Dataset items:
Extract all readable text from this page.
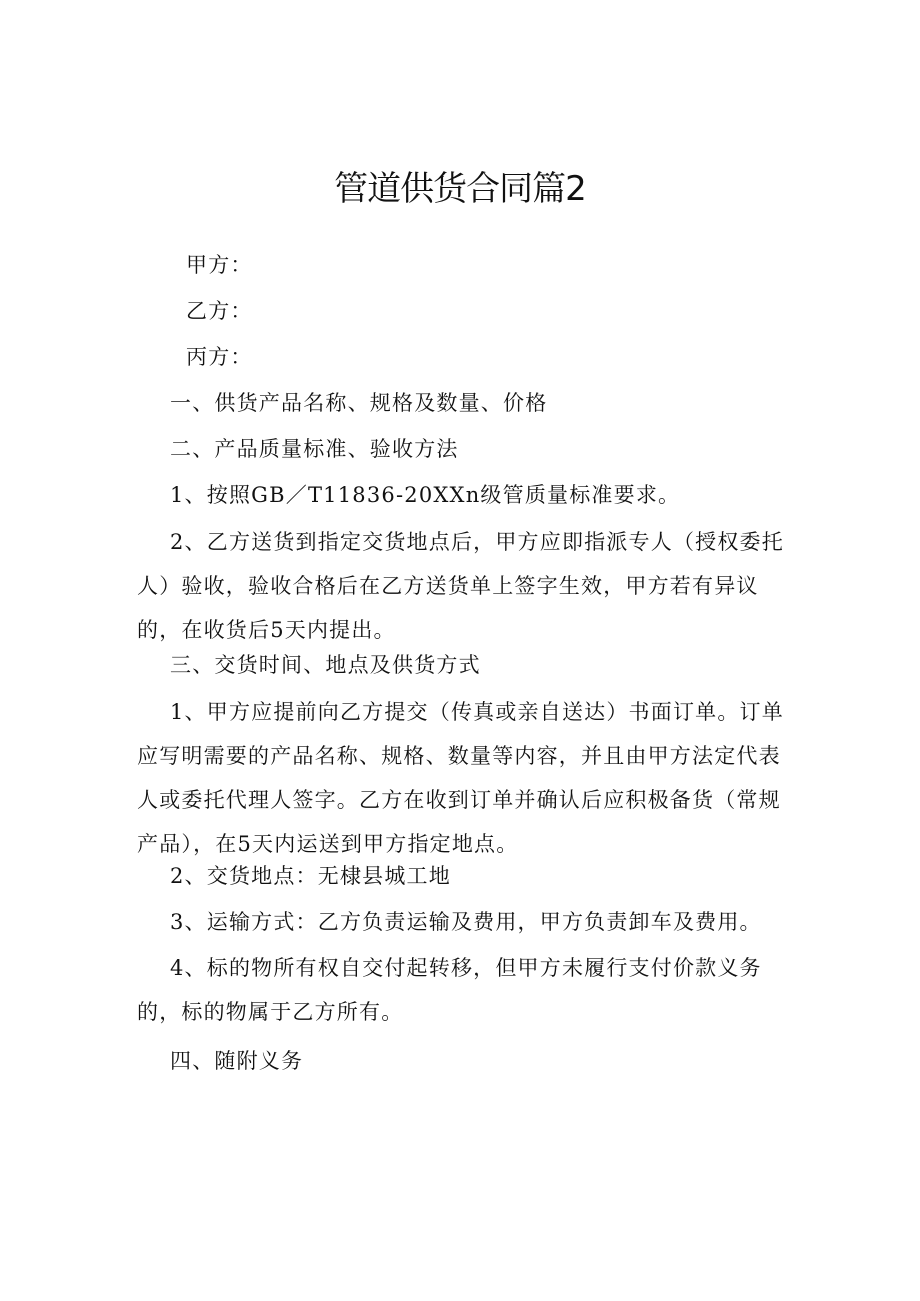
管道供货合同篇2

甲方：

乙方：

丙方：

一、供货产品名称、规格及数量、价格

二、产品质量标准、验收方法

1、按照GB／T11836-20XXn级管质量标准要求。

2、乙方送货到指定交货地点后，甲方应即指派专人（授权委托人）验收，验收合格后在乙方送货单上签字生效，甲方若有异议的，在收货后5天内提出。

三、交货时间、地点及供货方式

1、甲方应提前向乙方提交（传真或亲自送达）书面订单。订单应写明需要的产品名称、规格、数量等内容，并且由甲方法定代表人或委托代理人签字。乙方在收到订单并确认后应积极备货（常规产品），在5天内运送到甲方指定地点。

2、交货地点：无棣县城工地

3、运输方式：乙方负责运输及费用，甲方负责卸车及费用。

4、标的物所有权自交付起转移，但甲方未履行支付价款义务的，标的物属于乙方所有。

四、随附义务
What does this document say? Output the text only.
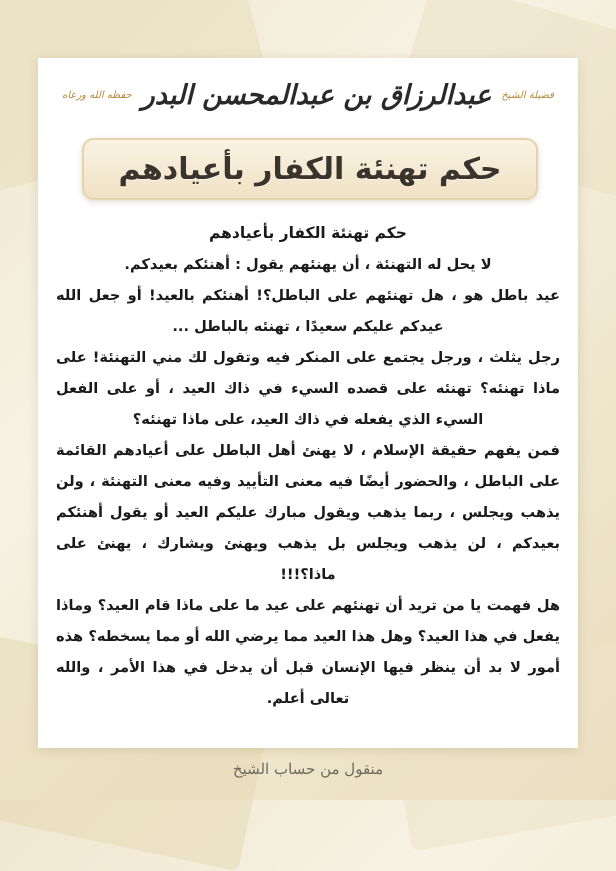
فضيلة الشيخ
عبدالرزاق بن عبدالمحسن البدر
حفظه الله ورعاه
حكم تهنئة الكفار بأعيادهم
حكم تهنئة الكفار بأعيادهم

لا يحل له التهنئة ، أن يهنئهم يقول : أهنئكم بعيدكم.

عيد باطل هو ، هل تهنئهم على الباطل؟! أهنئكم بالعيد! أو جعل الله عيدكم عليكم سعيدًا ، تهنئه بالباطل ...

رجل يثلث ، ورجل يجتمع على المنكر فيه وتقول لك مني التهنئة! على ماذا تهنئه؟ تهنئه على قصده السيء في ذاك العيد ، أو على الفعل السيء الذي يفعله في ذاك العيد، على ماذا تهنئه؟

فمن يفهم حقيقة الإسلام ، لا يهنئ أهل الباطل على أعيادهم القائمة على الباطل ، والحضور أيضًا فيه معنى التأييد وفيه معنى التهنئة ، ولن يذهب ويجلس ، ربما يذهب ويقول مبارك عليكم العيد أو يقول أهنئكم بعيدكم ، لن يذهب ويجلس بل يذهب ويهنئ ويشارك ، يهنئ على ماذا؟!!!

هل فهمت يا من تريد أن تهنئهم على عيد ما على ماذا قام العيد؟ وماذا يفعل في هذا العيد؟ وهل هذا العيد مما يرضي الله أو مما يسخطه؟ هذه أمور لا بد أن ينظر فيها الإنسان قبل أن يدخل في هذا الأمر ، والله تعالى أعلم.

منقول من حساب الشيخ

* [EXERCISE DIRECTIONS]
Exclude all images and restate the records above word for word.

* [WRITTEN REPLY]
Extract all readable text from this page.
管道供货合同篇2

甲方：

乙方：

丙方：

一、供货产品名称、规格及数量、价格

二、产品质量标准、验收方法

1、按照GB／T11836-20XXn级管质量标准要求。

2、乙方送货到指定交货地点后，甲方应即指派专人（授权委托人）验收，验收合格后在乙方送货单上签字生效，甲方若有异议的，在收货后5天内提出。

三、交货时间、地点及供货方式

1、甲方应提前向乙方提交（传真或亲自送达）书面订单。订单应写明需要的产品名称、规格、数量等内容，并且由甲方法定代表人或委托代理人签字。乙方在收到订单并确认后应积极备货（常规产品），在5天内运送到甲方指定地点。

2、交货地点：无棣县城工地

3、运输方式：乙方负责运输及费用，甲方负责卸车及费用。

4、标的物所有权自交付起转移，但甲方未履行支付价款义务的，标的物属于乙方所有。

四、随附义务
What does this document say? Output the text only.
فضيلة الشيخ
عبدالرزاق بن عبدالمحسن البدر
حفظه الله ورعاه
حكم تهنئة الكفار بأعيادهم
حكم تهنئة الكفار بأعيادهم

لا يحل له التهنئة ، أن يهنئهم يقول : أهنئكم بعيدكم.

عيد باطل هو ، هل تهنئهم على الباطل؟! أهنئكم بالعيد! أو جعل الله عيدكم عليكم سعيدًا ، تهنئه بالباطل ...

رجل يثلث ، ورجل يجتمع على المنكر فيه وتقول لك مني التهنئة! على ماذا تهنئه؟ تهنئه على قصده السيء في ذاك العيد ، أو على الفعل السيء الذي يفعله في ذاك العيد، على ماذا تهنئه؟

فمن يفهم حقيقة الإسلام ، لا يهنئ أهل الباطل على أعيادهم القائمة على الباطل ، والحضور أيضًا فيه معنى التأييد وفيه معنى التهنئة ، ولن يذهب ويجلس ، ربما يذهب ويقول مبارك عليكم العيد أو يقول أهنئكم بعيدكم ، لن يذهب ويجلس بل يذهب ويهنئ ويشارك ، يهنئ على ماذا؟!!!

هل فهمت يا من تريد أن تهنئهم على عيد ما على ماذا قام العيد؟ وماذا يفعل في هذا العيد؟ وهل هذا العيد مما يرضي الله أو مما يسخطه؟ هذه أمور لا بد أن ينظر فيها الإنسان قبل أن يدخل في هذا الأمر ، والله تعالى أعلم.

منقول من حساب الشيخ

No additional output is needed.